[Work to complete]
Write out the entries verbatim and leave the images out of the copy.
--- --- ---
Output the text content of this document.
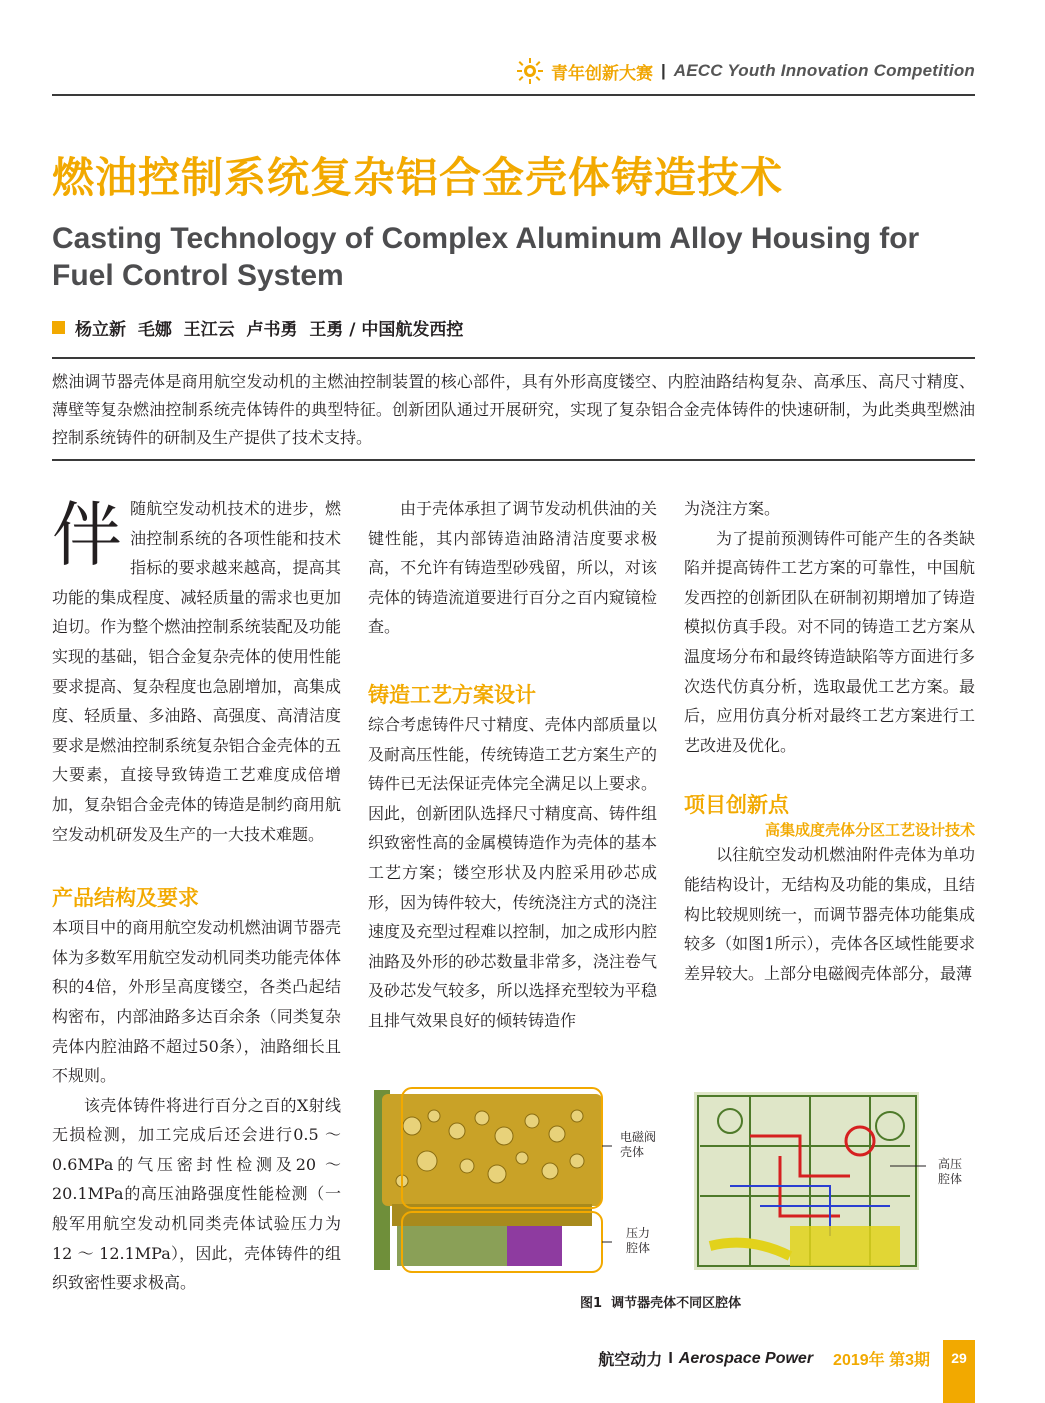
青年创新大赛 | AECC Youth Innovation Competition
燃油控制系统复杂铝合金壳体铸造技术
Casting Technology of Complex Aluminum Alloy Housing for Fuel Control System
杨立新  毛娜  王江云  卢书勇  王勇 / 中国航发西控
燃油调节器壳体是商用航空发动机的主燃油控制装置的核心部件，具有外形高度镂空、内腔油路结构复杂、高承压、高尺寸精度、薄壁等复杂燃油控制系统壳体铸件的典型特征。创新团队通过开展研究，实现了复杂铝合金壳体铸件的快速研制，为此类典型燃油控制系统铸件的研制及生产提供了技术支持。

伴随航空发动机技术的进步，燃油控制系统的各项性能和技术指标的要求越来越高，提高其功能的集成程度、减轻质量的需求也更加迫切。作为整个燃油控制系统装配及功能实现的基础，铝合金复杂壳体的使用性能要求提高、复杂程度也急剧增加，高集成度、轻质量、多油路、高强度、高清洁度要求是燃油控制系统复杂铝合金壳体的五大要素，直接导致铸造工艺难度成倍增加，复杂铝合金壳体的铸造是制约商用航空发动机研发及生产的一大技术难题。

产品结构及要求

本项目中的商用航空发动机燃油调节器壳体为多数军用航空发动机同类功能壳体体积的4倍，外形呈高度镂空，各类凸起结构密布，内部油路多达百余条（同类复杂壳体内腔油路不超过50条），油路细长且不规则。

该壳体铸件将进行百分之百的X射线无损检测，加工完成后还会进行0.5 ～ 0.6MPa的气压密封性检测及20 ～ 20.1MPa的高压油路强度性能检测（一般军用航空发动机同类壳体试验压力为12 ～ 12.1MPa），因此，壳体铸件的组织致密性要求极高。

由于壳体承担了调节发动机供油的关键性能，其内部铸造油路清洁度要求极高，不允许有铸造型砂残留，所以，对该壳体的铸造流道要进行百分之百内窥镜检查。

铸造工艺方案设计

综合考虑铸件尺寸精度、壳体内部质量以及耐高压性能，传统铸造工艺方案生产的铸件已无法保证壳体完全满足以上要求。因此，创新团队选择尺寸精度高、铸件组织致密性高的金属模铸造作为壳体的基本工艺方案；镂空形状及内腔采用砂芯成形，因为铸件较大，传统浇注方式的浇注速度及充型过程难以控制，加之成形内腔油路及外形的砂芯数量非常多，浇注卷气及砂芯发气较多，所以选择充型较为平稳且排气效果良好的倾转铸造作

为浇注方案。

为了提前预测铸件可能产生的各类缺陷并提高铸件工艺方案的可靠性，中国航发西控的创新团队在研制初期增加了铸造模拟仿真手段。对不同的铸造工艺方案从温度场分布和最终铸造缺陷等方面进行多次迭代仿真分析，选取最优工艺方案。最后，应用仿真分析对最终工艺方案进行工艺改进及优化。

项目创新点
高集成度壳体分区工艺设计技术

以往航空发动机燃油附件壳体为单功能结构设计，无结构及功能的集成，且结构比较规则统一，而调节器壳体功能集成较多（如图1所示），壳体各区域性能要求差异较大。上部分电磁阀壳体部分，最薄

电磁阀
壳体
压力
腔体
高压
腔体
图1  调节器壳体不同区腔体
航空动力 I Aerospace Power 2019年 第3期	29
--- --- ---
[Solved problem]
Output the text content of this document.
青年创新大赛 | AECC Youth Innovation Competition
燃油控制系统复杂铝合金壳体铸造技术
Casting Technology of Complex Aluminum Alloy Housing for Fuel Control System
杨立新  毛娜  王江云  卢书勇  王勇 / 中国航发西控
燃油调节器壳体是商用航空发动机的主燃油控制装置的核心部件，具有外形高度镂空、内腔油路结构复杂、高承压、高尺寸精度、薄壁等复杂燃油控制系统壳体铸件的典型特征。创新团队通过开展研究，实现了复杂铝合金壳体铸件的快速研制，为此类典型燃油控制系统铸件的研制及生产提供了技术支持。

伴随航空发动机技术的进步，燃油控制系统的各项性能和技术指标的要求越来越高，提高其功能的集成程度、减轻质量的需求也更加迫切。作为整个燃油控制系统装配及功能实现的基础，铝合金复杂壳体的使用性能要求提高、复杂程度也急剧增加，高集成度、轻质量、多油路、高强度、高清洁度要求是燃油控制系统复杂铝合金壳体的五大要素，直接导致铸造工艺难度成倍增加，复杂铝合金壳体的铸造是制约商用航空发动机研发及生产的一大技术难题。

产品结构及要求

本项目中的商用航空发动机燃油调节器壳体为多数军用航空发动机同类功能壳体体积的4倍，外形呈高度镂空，各类凸起结构密布，内部油路多达百余条（同类复杂壳体内腔油路不超过50条），油路细长且不规则。

该壳体铸件将进行百分之百的X射线无损检测，加工完成后还会进行0.5 ～ 0.6MPa的气压密封性检测及20 ～ 20.1MPa的高压油路强度性能检测（一般军用航空发动机同类壳体试验压力为12 ～ 12.1MPa），因此，壳体铸件的组织致密性要求极高。

由于壳体承担了调节发动机供油的关键性能，其内部铸造油路清洁度要求极高，不允许有铸造型砂残留，所以，对该壳体的铸造流道要进行百分之百内窥镜检查。

铸造工艺方案设计

综合考虑铸件尺寸精度、壳体内部质量以及耐高压性能，传统铸造工艺方案生产的铸件已无法保证壳体完全满足以上要求。因此，创新团队选择尺寸精度高、铸件组织致密性高的金属模铸造作为壳体的基本工艺方案；镂空形状及内腔采用砂芯成形，因为铸件较大，传统浇注方式的浇注速度及充型过程难以控制，加之成形内腔油路及外形的砂芯数量非常多，浇注卷气及砂芯发气较多，所以选择充型较为平稳且排气效果良好的倾转铸造作

为浇注方案。

为了提前预测铸件可能产生的各类缺陷并提高铸件工艺方案的可靠性，中国航发西控的创新团队在研制初期增加了铸造模拟仿真手段。对不同的铸造工艺方案从温度场分布和最终铸造缺陷等方面进行多次迭代仿真分析，选取最优工艺方案。最后，应用仿真分析对最终工艺方案进行工艺改进及优化。

项目创新点
高集成度壳体分区工艺设计技术

以往航空发动机燃油附件壳体为单功能结构设计，无结构及功能的集成，且结构比较规则统一，而调节器壳体功能集成较多（如图1所示），壳体各区域性能要求差异较大。上部分电磁阀壳体部分，最薄

电磁阀
壳体
压力
腔体
高压
腔体
图1  调节器壳体不同区腔体
航空动力 I Aerospace Power 2019年 第3期	29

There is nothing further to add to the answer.